WHAT THIS TASK INVOLVES>
In the material below, find each line holding the string "ffffff" and copy it.

[Data entries for graphics]
■ ■ ■ ■ ■ ■ ■

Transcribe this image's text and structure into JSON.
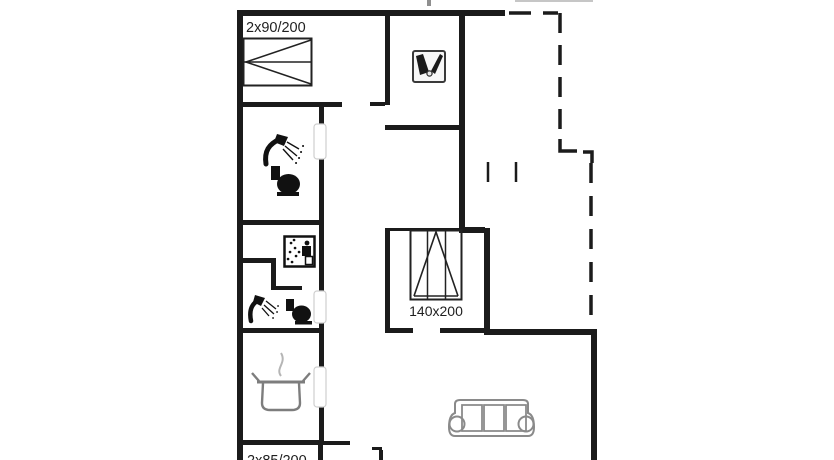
{
  "plan": {
    "type": "holiday-home-floor-plan",
    "labels": {
      "top_bed_size": "2x90/200",
      "middle_bed_size": "140x200",
      "bottom_bed_size_partial": "2x85/200"
    },
    "colors": {
      "wall": "#1b1b1b",
      "icon": "#111111",
      "furniture_gray": "#7d7d7d",
      "sofa_gray": "#8a8a8a",
      "door_outline": "#cfcfcf",
      "text": "#1f1f1f",
      "background": "#ffffff"
    },
    "icons": {
      "bedroom_1": "double-bed-icon",
      "entry_room": "utility-rack-icon",
      "bathroom_1": [
        "shower-icon",
        "toilet-icon"
      ],
      "sauna_room": "sauna-icon",
      "bathroom_2": [
        "shower-icon",
        "toilet-icon"
      ],
      "kitchen": "cooking-pot-icon",
      "bedroom_2": "double-bed-icon",
      "living_room": "sofa-icon"
    }
  }
}
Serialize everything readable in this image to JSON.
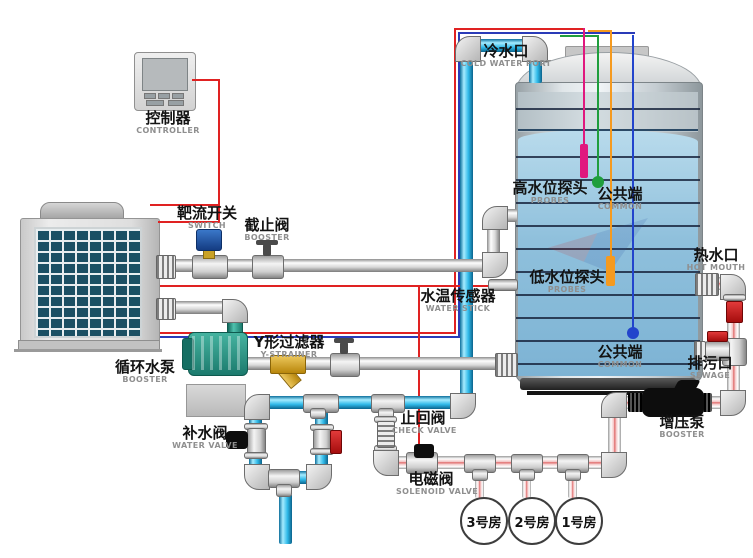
{
  "diagram_title": "heat-pump hot water system schematic",
  "colors": {
    "wire_red": "#e02222",
    "wire_navy": "#2a3bb8",
    "probe_magenta": "#e0187e",
    "probe_green": "#1f9e3c",
    "probe_orange": "#f59a1f",
    "probe_blue": "#2244cc",
    "pipe_cyan": "#2fb9e8",
    "pipe_pink": "#e06a6a",
    "strainer_yellow": "#d9a425",
    "pump_teal": "#2e8f7f",
    "switch_blue": "#1d4f9e",
    "valve_red": "#c41414"
  },
  "labels": {
    "controller": {
      "zh": "控制器",
      "en": "CONTROLLER"
    },
    "flow_switch": {
      "zh": "靶流开关",
      "en": "SWITCH"
    },
    "stop_valve": {
      "zh": "截止阀",
      "en": "BOOSTER"
    },
    "cold_port": {
      "zh": "冷水口",
      "en": "COLD WATER PORT"
    },
    "high_probe": {
      "zh": "高水位探头",
      "en": "PROBES"
    },
    "common_top": {
      "zh": "公共端",
      "en": "COMMON"
    },
    "low_probe": {
      "zh": "低水位探头",
      "en": "PROBES"
    },
    "common_bottom": {
      "zh": "公共端",
      "en": "COMMON"
    },
    "hot_port": {
      "zh": "热水口",
      "en": "HOT MOUTH"
    },
    "sewage": {
      "zh": "排污口",
      "en": "SEWAGE"
    },
    "booster_pump": {
      "zh": "增压泵",
      "en": "BOOSTER"
    },
    "temp_sensor": {
      "zh": "水温传感器",
      "en": "WATER STICK"
    },
    "y_strainer": {
      "zh": "Y形过滤器",
      "en": "Y-STRAINER"
    },
    "circ_pump": {
      "zh": "循环水泵",
      "en": "BOOSTER"
    },
    "makeup_valve": {
      "zh": "补水阀",
      "en": "WATER VALVE"
    },
    "check_valve": {
      "zh": "止回阀",
      "en": "CHECK VALVE"
    },
    "solenoid": {
      "zh": "电磁阀",
      "en": "SOLENOID VALVE"
    },
    "room3": {
      "zh": "3号房"
    },
    "room2": {
      "zh": "2号房"
    },
    "room1": {
      "zh": "1号房"
    }
  }
}
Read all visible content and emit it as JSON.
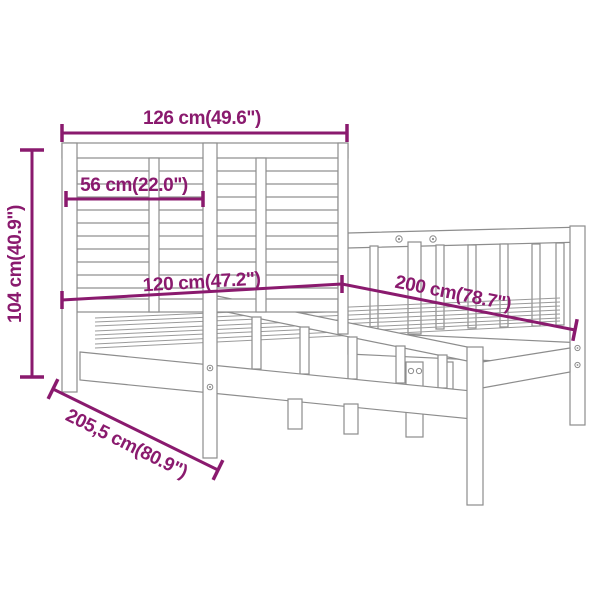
{
  "diagram": {
    "subject": "bed-frame-dimension-diagram",
    "background_color": "#ffffff",
    "sketch_line_color": "#8d8d8d",
    "dimension_color": "#8a1a6e",
    "dimensions": {
      "headboard_width": "126 cm(49.6\")",
      "headboard_panel": "56 cm(22.0\")",
      "bed_width": "120 cm(47.2\")",
      "bed_length": "200 cm(78.7\")",
      "height": "104 cm(40.9\")",
      "total_length": "205,5 cm(80.9\")"
    }
  }
}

■ ■ ■ ■ ■ ■ ■

EXPECTED ANSWER>
      "background": "#ffffff"
    "background_color": "#ffffff",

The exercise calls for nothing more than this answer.